- [EXERCISE OBJECTIVE]
Reproduce every entry exactly, without alteration.

****************************************

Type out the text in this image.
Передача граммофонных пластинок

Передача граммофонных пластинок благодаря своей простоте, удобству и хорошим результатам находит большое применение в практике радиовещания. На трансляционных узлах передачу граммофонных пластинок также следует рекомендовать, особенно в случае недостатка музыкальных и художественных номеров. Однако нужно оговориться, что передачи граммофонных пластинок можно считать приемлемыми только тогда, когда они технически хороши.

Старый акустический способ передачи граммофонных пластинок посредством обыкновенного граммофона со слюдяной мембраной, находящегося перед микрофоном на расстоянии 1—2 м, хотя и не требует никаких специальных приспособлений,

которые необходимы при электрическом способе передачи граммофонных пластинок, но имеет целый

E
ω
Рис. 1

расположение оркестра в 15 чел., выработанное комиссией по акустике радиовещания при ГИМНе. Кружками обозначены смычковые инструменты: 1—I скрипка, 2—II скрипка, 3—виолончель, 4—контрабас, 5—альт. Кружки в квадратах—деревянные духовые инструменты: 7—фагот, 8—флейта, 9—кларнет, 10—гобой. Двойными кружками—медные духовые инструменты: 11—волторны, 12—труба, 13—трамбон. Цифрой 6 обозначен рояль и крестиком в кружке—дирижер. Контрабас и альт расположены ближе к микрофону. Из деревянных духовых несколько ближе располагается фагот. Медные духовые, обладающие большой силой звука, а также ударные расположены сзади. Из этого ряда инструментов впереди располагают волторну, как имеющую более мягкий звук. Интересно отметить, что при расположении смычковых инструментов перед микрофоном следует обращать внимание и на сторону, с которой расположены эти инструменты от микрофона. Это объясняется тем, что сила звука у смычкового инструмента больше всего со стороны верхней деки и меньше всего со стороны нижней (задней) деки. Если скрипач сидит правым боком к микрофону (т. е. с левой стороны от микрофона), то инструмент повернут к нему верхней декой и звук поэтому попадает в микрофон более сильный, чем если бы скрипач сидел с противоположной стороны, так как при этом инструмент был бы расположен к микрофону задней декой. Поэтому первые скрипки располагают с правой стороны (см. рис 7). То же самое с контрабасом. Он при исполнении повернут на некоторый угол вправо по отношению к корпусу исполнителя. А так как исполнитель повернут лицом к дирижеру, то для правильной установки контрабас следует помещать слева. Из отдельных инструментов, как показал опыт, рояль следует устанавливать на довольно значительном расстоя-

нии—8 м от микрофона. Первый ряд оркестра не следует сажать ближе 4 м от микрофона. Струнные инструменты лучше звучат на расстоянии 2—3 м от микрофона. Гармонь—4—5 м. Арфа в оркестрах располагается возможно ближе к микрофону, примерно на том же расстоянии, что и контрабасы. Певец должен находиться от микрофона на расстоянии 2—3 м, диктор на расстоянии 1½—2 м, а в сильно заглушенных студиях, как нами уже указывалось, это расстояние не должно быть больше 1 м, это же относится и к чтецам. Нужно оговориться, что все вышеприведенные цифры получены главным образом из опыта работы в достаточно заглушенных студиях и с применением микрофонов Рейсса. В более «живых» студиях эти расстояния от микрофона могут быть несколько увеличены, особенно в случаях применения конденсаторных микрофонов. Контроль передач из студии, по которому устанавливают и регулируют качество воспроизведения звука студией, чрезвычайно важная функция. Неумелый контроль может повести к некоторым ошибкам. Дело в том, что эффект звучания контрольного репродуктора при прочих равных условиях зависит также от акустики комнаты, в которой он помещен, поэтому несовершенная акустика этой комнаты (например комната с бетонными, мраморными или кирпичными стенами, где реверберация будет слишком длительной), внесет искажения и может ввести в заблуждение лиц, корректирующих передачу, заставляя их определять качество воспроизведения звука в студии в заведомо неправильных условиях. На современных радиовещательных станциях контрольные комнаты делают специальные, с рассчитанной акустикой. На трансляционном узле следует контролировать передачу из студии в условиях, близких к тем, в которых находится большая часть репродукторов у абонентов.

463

****************************************

- [ANSWER TO THE EXERCISE]
Type out the text in this image.
Передача граммофонных пластинок

Передача граммофонных пластинок благодаря своей простоте, удобству и хорошим результатам находит большое применение в практике радиовещания. На трансляционных узлах передачу граммофонных пластинок также следует рекомендовать, особенно в случае недостатка музыкальных и художественных номеров. Однако нужно оговориться, что передачи граммофонных пластинок можно считать приемлемыми только тогда, когда они технически хороши.

Старый акустический способ передачи граммофонных пластинок посредством обыкновенного граммофона со слюдяной мембраной, находящегося перед микрофоном на расстоянии 1—2 м, хотя и не требует никаких специальных приспособлений,

которые необходимы при электрическом способе передачи граммофонных пластинок, но имеет целый

E
ω
Рис. 1

расположение оркестра в 15 чел., выработанное комиссией по акустике радиовещания при ГИМНе. Кружками обозначены смычковые инструменты: 1—I скрипка, 2—II скрипка, 3—виолончель, 4—контрабас, 5—альт. Кружки в квадратах—деревянные духовые инструменты: 7—фагот, 8—флейта, 9—кларнет, 10—гобой. Двойными кружками—медные духовые инструменты: 11—волторны, 12—труба, 13—трамбон. Цифрой 6 обозначен рояль и крестиком в кружке—дирижер. Контрабас и альт расположены ближе к микрофону. Из деревянных духовых несколько ближе располагается фагот. Медные духовые, обладающие большой силой звука, а также ударные расположены сзади. Из этого ряда инструментов впереди располагают волторну, как имеющую более мягкий звук. Интересно отметить, что при расположении смычковых инструментов перед микрофоном следует обращать внимание и на сторону, с которой расположены эти инструменты от микрофона. Это объясняется тем, что сила звука у смычкового инструмента больше всего со стороны верхней деки и меньше всего со стороны нижней (задней) деки. Если скрипач сидит правым боком к микрофону (т. е. с левой стороны от микрофона), то инструмент повернут к нему верхней декой и звук поэтому попадает в микрофон более сильный, чем если бы скрипач сидел с противоположной стороны, так как при этом инструмент был бы расположен к микрофону задней декой. Поэтому первые скрипки располагают с правой стороны (см. рис 7). То же самое с контрабасом. Он при исполнении повернут на некоторый угол вправо по отношению к корпусу исполнителя. А так как исполнитель повернут лицом к дирижеру, то для правильной установки контрабас следует помещать слева. Из отдельных инструментов, как показал опыт, рояль следует устанавливать на довольно значительном расстоя-

нии—8 м от микрофона. Первый ряд оркестра не следует сажать ближе 4 м от микрофона. Струнные инструменты лучше звучат на расстоянии 2—3 м от микрофона. Гармонь—4—5 м. Арфа в оркестрах располагается возможно ближе к микрофону, примерно на том же расстоянии, что и контрабасы. Певец должен находиться от микрофона на расстоянии 2—3 м, диктор на расстоянии 1½—2 м, а в сильно заглушенных студиях, как нами уже указывалось, это расстояние не должно быть больше 1 м, это же относится и к чтецам. Нужно оговориться, что все вышеприведенные цифры получены главным образом из опыта работы в достаточно заглушенных студиях и с применением микрофонов Рейсса. В более «живых» студиях эти расстояния от микрофона могут быть несколько увеличены, особенно в случаях применения конденсаторных микрофонов. Контроль передач из студии, по которому устанавливают и регулируют качество воспроизведения звука студией, чрезвычайно важная функция. Неумелый контроль может повести к некоторым ошибкам. Дело в том, что эффект звучания контрольного репродуктора при прочих равных условиях зависит также от акустики комнаты, в которой он помещен, поэтому несовершенная акустика этой комнаты (например комната с бетонными, мраморными или кирпичными стенами, где реверберация будет слишком длительной), внесет искажения и может ввести в заблуждение лиц, корректирующих передачу, заставляя их определять качество воспроизведения звука в студии в заведомо неправильных условиях. На современных радиовещательных станциях контрольные комнаты делают специальные, с рассчитанной акустикой. На трансляционном узле следует контролировать передачу из студии в условиях, близких к тем, в которых находится большая часть репродукторов у абонентов.

463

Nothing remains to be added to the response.